How many lines in this material include the string "medico"? Answer with the number and nothing further.

# start of DATA SUPPLIED

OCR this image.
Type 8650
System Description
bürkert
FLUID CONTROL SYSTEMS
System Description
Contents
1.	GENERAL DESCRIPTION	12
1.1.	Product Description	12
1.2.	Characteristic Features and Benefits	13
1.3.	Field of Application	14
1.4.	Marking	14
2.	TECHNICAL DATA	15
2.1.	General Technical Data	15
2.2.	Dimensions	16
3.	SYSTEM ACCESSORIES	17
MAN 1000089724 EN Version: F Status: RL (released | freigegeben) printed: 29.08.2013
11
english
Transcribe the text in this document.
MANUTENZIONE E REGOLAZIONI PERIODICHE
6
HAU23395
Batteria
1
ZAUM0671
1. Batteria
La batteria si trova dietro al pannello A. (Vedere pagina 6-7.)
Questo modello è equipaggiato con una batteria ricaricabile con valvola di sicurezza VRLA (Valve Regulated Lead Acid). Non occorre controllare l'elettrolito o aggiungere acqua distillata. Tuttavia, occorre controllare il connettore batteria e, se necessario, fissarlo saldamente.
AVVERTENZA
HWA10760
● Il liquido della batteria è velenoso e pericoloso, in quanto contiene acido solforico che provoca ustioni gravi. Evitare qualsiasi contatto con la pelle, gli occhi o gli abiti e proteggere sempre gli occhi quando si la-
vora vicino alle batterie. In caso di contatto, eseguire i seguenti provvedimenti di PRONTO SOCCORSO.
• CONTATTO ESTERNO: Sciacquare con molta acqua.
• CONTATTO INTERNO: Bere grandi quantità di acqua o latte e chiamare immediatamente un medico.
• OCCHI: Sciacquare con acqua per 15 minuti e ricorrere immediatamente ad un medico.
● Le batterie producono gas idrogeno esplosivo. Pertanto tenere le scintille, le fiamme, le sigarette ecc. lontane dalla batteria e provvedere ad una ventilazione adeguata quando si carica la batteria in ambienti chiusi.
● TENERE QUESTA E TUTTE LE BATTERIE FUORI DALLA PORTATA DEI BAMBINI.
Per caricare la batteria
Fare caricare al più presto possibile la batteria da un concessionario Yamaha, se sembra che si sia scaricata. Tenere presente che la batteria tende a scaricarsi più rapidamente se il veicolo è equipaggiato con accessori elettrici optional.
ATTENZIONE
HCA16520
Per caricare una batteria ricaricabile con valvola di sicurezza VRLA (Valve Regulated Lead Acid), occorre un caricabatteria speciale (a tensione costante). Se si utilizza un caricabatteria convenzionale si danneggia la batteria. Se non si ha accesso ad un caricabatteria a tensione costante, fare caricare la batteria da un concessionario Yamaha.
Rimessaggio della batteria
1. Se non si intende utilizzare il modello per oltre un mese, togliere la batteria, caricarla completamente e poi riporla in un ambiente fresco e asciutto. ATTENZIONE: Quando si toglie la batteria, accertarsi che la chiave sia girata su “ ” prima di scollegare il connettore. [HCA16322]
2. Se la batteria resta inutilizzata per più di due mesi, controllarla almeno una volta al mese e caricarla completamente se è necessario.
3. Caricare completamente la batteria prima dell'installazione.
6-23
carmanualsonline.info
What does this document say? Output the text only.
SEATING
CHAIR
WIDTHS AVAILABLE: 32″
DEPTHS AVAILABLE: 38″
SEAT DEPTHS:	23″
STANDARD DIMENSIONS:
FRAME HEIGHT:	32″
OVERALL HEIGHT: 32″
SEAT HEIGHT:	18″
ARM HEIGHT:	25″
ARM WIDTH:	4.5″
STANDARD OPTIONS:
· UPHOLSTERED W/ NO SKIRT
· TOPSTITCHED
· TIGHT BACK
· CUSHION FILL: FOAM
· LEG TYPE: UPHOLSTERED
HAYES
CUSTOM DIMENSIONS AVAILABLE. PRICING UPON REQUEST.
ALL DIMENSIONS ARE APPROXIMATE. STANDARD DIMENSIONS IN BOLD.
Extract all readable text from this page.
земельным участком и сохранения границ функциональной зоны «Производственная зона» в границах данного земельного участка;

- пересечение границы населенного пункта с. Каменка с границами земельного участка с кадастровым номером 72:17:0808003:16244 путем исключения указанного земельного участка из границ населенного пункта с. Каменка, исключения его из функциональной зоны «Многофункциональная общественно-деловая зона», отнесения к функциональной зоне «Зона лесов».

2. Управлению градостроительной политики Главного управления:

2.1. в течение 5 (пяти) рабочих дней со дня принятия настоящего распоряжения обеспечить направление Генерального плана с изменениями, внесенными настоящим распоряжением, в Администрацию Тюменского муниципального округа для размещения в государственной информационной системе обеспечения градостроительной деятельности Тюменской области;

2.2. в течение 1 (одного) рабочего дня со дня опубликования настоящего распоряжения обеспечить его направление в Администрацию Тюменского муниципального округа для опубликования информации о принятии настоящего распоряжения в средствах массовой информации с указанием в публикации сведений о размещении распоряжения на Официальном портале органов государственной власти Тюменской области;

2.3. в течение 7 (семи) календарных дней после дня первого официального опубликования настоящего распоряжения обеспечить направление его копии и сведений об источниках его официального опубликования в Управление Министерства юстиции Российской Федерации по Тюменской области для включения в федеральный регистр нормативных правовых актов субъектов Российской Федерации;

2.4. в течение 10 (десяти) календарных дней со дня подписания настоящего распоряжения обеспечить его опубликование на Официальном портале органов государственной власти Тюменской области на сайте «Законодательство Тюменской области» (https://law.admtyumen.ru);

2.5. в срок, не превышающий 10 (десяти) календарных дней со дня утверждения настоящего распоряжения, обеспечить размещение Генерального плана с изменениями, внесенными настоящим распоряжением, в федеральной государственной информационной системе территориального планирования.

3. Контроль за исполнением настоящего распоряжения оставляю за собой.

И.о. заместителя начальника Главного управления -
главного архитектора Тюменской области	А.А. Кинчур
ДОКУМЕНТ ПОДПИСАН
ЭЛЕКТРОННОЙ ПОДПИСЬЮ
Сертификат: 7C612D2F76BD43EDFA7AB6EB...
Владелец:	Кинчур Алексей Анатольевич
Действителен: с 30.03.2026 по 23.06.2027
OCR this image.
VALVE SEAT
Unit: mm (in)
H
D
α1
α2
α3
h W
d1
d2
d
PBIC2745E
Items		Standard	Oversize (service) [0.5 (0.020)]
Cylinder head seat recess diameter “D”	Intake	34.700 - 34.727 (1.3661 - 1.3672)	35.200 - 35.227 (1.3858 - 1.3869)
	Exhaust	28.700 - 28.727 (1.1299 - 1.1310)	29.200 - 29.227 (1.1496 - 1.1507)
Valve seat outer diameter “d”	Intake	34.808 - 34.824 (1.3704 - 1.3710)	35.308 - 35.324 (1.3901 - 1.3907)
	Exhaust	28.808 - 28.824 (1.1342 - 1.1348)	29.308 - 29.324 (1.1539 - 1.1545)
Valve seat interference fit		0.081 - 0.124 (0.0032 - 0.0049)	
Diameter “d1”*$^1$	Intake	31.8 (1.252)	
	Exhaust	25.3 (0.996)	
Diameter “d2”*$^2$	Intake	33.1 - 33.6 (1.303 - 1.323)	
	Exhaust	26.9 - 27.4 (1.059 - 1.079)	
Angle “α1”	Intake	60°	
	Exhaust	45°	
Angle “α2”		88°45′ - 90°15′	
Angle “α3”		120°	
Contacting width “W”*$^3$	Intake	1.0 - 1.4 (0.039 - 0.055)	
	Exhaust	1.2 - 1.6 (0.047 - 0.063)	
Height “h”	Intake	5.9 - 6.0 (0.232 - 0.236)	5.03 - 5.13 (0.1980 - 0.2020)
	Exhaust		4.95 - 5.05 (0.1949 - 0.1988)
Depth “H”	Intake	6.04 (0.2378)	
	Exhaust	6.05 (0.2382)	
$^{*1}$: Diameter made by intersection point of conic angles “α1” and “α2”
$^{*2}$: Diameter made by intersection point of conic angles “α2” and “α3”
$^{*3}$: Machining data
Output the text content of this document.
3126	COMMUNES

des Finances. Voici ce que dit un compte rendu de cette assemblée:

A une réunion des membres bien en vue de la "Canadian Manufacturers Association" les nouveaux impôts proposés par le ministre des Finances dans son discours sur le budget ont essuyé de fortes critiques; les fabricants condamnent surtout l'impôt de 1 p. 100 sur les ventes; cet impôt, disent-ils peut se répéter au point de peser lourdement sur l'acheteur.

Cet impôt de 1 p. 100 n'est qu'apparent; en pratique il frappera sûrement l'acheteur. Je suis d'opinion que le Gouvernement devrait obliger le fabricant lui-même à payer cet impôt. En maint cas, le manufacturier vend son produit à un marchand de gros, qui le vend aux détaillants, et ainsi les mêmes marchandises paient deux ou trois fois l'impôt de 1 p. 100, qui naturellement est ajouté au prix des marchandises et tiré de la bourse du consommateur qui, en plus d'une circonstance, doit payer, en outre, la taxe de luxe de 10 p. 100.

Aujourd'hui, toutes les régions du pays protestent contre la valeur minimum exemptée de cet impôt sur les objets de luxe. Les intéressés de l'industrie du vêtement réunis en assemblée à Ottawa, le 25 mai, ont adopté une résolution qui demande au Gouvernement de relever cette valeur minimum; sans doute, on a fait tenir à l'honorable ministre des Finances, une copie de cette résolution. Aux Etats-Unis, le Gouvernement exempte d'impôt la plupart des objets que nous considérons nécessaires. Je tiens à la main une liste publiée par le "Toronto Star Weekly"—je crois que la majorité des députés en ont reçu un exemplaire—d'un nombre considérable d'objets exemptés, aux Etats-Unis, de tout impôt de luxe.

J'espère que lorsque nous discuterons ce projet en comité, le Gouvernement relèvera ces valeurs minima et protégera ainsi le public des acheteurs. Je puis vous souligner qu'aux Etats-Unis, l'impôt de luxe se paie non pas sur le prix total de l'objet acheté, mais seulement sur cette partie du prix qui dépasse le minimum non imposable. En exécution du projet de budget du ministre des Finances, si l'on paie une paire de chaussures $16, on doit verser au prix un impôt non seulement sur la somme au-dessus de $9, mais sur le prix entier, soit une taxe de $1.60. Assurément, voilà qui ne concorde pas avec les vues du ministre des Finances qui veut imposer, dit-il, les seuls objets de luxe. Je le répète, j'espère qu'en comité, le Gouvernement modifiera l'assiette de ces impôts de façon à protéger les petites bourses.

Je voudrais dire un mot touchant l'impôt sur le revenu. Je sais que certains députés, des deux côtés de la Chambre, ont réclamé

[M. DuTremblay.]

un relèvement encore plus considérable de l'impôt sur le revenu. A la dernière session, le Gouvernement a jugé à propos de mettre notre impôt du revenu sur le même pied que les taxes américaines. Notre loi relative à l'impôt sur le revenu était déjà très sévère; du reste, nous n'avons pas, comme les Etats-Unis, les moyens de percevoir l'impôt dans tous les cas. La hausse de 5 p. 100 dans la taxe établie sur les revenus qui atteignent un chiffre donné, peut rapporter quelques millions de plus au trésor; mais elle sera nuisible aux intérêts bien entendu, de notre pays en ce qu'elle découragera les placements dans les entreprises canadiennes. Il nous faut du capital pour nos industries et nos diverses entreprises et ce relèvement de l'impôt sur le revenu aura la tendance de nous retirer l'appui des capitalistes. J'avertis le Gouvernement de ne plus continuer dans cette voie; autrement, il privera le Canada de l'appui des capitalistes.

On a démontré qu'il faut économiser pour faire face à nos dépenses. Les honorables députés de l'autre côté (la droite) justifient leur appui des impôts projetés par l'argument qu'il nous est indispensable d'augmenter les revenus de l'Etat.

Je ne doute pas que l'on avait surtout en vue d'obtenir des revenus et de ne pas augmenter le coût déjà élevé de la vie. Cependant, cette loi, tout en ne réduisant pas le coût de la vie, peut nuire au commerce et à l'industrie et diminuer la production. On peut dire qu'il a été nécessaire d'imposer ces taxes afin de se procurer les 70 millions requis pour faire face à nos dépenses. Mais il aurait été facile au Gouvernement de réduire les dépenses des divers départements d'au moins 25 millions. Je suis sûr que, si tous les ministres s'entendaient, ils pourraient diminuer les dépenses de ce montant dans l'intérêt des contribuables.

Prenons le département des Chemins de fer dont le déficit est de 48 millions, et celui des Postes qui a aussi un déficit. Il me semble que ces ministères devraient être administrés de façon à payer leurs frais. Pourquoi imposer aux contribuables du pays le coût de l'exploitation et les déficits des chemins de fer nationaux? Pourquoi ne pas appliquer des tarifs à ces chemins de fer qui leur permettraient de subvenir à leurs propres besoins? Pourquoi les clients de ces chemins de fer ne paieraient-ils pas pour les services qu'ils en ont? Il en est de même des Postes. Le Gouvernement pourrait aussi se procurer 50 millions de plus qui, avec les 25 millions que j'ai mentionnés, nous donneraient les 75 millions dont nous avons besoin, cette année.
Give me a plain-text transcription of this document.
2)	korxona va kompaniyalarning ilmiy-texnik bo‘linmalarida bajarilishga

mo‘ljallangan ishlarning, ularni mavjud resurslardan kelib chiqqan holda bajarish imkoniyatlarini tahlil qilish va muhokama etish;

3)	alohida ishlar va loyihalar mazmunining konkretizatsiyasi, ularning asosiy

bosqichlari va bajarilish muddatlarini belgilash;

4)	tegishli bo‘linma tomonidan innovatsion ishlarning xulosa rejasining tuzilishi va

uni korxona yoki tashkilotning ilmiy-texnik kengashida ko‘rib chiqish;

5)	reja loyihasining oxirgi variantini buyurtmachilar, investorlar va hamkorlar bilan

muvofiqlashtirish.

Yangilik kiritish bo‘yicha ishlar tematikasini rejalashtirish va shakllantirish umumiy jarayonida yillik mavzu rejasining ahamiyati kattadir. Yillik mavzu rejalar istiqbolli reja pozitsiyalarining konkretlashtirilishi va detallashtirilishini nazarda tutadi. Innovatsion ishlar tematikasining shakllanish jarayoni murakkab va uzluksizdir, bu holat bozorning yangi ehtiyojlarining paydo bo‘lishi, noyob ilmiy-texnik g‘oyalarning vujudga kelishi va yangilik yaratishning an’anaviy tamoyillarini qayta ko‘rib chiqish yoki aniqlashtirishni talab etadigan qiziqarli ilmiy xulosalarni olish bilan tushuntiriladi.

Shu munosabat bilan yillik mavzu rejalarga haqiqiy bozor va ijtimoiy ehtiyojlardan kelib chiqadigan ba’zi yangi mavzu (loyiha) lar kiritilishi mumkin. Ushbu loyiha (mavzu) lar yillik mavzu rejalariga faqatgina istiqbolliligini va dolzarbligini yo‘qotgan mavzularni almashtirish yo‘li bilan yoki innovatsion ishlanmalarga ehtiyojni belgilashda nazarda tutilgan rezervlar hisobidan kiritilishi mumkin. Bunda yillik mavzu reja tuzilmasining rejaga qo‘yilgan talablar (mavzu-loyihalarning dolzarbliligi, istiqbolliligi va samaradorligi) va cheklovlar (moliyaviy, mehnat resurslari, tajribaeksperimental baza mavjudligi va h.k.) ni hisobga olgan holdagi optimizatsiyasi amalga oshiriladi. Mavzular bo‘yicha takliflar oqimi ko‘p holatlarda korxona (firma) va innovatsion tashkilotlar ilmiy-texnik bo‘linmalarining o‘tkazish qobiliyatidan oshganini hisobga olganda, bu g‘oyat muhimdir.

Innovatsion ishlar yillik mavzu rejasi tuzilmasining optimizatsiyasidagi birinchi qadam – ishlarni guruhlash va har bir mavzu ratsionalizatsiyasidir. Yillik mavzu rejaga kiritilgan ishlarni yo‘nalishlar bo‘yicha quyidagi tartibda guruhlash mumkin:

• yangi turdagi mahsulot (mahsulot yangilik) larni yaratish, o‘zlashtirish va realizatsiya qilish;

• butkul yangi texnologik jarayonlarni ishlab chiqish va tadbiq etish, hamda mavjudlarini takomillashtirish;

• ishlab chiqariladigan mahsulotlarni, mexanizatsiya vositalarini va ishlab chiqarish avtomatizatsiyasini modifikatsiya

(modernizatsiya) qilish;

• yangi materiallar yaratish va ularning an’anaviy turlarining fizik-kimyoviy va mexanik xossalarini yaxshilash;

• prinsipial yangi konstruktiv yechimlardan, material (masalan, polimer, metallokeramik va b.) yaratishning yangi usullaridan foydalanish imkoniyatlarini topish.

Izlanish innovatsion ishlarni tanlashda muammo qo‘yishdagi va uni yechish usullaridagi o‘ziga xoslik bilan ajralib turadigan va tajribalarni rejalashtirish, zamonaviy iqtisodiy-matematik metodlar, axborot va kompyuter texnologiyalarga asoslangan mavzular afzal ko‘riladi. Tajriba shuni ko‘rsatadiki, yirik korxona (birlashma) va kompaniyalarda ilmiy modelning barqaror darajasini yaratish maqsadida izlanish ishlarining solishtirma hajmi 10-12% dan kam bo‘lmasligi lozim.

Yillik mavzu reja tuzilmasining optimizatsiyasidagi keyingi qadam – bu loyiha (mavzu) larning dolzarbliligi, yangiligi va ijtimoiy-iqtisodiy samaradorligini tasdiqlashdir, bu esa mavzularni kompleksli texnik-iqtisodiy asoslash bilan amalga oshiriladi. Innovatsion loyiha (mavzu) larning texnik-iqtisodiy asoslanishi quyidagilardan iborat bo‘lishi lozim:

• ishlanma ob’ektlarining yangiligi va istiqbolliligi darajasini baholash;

# end of DATA SUPPLIED

● SOLUTION BELOW
2